Data listing
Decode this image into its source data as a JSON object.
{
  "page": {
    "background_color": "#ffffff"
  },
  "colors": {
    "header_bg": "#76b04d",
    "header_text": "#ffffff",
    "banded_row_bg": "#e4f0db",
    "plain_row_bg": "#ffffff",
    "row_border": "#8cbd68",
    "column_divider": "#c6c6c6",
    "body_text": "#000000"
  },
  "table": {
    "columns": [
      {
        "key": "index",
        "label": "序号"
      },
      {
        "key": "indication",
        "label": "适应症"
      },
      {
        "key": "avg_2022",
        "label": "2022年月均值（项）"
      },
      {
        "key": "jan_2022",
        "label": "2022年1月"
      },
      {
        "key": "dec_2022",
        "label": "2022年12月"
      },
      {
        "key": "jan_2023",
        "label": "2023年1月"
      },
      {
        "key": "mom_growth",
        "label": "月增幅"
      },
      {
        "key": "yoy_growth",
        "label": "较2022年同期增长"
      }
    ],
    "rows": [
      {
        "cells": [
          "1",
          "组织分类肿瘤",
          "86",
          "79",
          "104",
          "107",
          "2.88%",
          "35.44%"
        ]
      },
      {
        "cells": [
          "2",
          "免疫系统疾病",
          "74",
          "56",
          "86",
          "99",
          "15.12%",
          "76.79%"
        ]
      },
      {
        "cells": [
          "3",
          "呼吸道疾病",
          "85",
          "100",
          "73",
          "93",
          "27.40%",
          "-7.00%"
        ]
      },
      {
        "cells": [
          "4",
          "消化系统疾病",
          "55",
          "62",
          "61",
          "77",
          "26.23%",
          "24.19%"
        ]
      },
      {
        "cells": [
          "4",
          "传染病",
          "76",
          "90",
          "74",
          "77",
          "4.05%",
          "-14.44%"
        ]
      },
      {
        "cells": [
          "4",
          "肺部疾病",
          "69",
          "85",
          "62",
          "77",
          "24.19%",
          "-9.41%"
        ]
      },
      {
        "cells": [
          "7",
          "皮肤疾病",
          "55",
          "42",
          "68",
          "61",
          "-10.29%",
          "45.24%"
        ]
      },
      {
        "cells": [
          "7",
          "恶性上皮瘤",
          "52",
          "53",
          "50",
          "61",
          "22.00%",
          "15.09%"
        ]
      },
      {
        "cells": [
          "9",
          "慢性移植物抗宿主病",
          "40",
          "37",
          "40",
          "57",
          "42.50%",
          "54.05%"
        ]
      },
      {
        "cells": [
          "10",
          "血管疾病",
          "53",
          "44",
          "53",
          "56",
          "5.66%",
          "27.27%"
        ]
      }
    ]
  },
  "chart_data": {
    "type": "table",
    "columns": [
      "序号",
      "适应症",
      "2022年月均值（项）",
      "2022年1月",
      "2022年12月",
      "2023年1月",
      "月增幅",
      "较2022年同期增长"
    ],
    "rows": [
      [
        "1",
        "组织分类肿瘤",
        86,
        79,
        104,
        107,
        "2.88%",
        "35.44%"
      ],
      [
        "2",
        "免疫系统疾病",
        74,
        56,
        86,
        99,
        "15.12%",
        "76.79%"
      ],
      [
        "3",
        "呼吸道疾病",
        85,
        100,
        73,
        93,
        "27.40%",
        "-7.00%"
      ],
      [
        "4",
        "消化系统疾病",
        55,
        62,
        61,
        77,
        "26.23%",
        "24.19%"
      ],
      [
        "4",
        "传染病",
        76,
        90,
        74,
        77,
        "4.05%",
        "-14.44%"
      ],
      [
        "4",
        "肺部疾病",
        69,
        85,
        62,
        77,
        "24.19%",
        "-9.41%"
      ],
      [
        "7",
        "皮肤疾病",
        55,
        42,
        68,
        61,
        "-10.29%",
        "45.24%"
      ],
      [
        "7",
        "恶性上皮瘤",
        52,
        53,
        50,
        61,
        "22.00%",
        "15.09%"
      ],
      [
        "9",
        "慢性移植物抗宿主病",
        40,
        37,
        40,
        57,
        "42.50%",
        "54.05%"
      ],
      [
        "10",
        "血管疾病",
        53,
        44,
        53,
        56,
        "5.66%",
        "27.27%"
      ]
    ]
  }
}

Required task => All entries must be repeated verbatim.

Task output =>
Decode this image into its source data as a JSON object.
{
  "page": {
    "background_color": "#ffffff"
  },
  "colors": {
    "header_bg": "#76b04d",
    "header_text": "#ffffff",
    "banded_row_bg": "#e4f0db",
    "plain_row_bg": "#ffffff",
    "row_border": "#8cbd68",
    "column_divider": "#c6c6c6",
    "body_text": "#000000"
  },
  "table": {
    "columns": [
      {
        "key": "index",
        "label": "序号"
      },
      {
        "key": "indication",
        "label": "适应症"
      },
      {
        "key": "avg_2022",
        "label": "2022年月均值（项）"
      },
      {
        "key": "jan_2022",
        "label": "2022年1月"
      },
      {
        "key": "dec_2022",
        "label": "2022年12月"
      },
      {
        "key": "jan_2023",
        "label": "2023年1月"
      },
      {
        "key": "mom_growth",
        "label": "月增幅"
      },
      {
        "key": "yoy_growth",
        "label": "较2022年同期增长"
      }
    ],
    "rows": [
      {
        "cells": [
          "1",
          "组织分类肿瘤",
          "86",
          "79",
          "104",
          "107",
          "2.88%",
          "35.44%"
        ]
      },
      {
        "cells": [
          "2",
          "免疫系统疾病",
          "74",
          "56",
          "86",
          "99",
          "15.12%",
          "76.79%"
        ]
      },
      {
        "cells": [
          "3",
          "呼吸道疾病",
          "85",
          "100",
          "73",
          "93",
          "27.40%",
          "-7.00%"
        ]
      },
      {
        "cells": [
          "4",
          "消化系统疾病",
          "55",
          "62",
          "61",
          "77",
          "26.23%",
          "24.19%"
        ]
      },
      {
        "cells": [
          "4",
          "传染病",
          "76",
          "90",
          "74",
          "77",
          "4.05%",
          "-14.44%"
        ]
      },
      {
        "cells": [
          "4",
          "肺部疾病",
          "69",
          "85",
          "62",
          "77",
          "24.19%",
          "-9.41%"
        ]
      },
      {
        "cells": [
          "7",
          "皮肤疾病",
          "55",
          "42",
          "68",
          "61",
          "-10.29%",
          "45.24%"
        ]
      },
      {
        "cells": [
          "7",
          "恶性上皮瘤",
          "52",
          "53",
          "50",
          "61",
          "22.00%",
          "15.09%"
        ]
      },
      {
        "cells": [
          "9",
          "慢性移植物抗宿主病",
          "40",
          "37",
          "40",
          "57",
          "42.50%",
          "54.05%"
        ]
      },
      {
        "cells": [
          "10",
          "血管疾病",
          "53",
          "44",
          "53",
          "56",
          "5.66%",
          "27.27%"
        ]
      }
    ]
  },
  "chart_data": {
    "type": "table",
    "columns": [
      "序号",
      "适应症",
      "2022年月均值（项）",
      "2022年1月",
      "2022年12月",
      "2023年1月",
      "月增幅",
      "较2022年同期增长"
    ],
    "rows": [
      [
        "1",
        "组织分类肿瘤",
        86,
        79,
        104,
        107,
        "2.88%",
        "35.44%"
      ],
      [
        "2",
        "免疫系统疾病",
        74,
        56,
        86,
        99,
        "15.12%",
        "76.79%"
      ],
      [
        "3",
        "呼吸道疾病",
        85,
        100,
        73,
        93,
        "27.40%",
        "-7.00%"
      ],
      [
        "4",
        "消化系统疾病",
        55,
        62,
        61,
        77,
        "26.23%",
        "24.19%"
      ],
      [
        "4",
        "传染病",
        76,
        90,
        74,
        77,
        "4.05%",
        "-14.44%"
      ],
      [
        "4",
        "肺部疾病",
        69,
        85,
        62,
        77,
        "24.19%",
        "-9.41%"
      ],
      [
        "7",
        "皮肤疾病",
        55,
        42,
        68,
        61,
        "-10.29%",
        "45.24%"
      ],
      [
        "7",
        "恶性上皮瘤",
        52,
        53,
        50,
        61,
        "22.00%",
        "15.09%"
      ],
      [
        "9",
        "慢性移植物抗宿主病",
        40,
        37,
        40,
        57,
        "42.50%",
        "54.05%"
      ],
      [
        "10",
        "血管疾病",
        53,
        44,
        53,
        56,
        "5.66%",
        "27.27%"
      ]
    ]
  }
}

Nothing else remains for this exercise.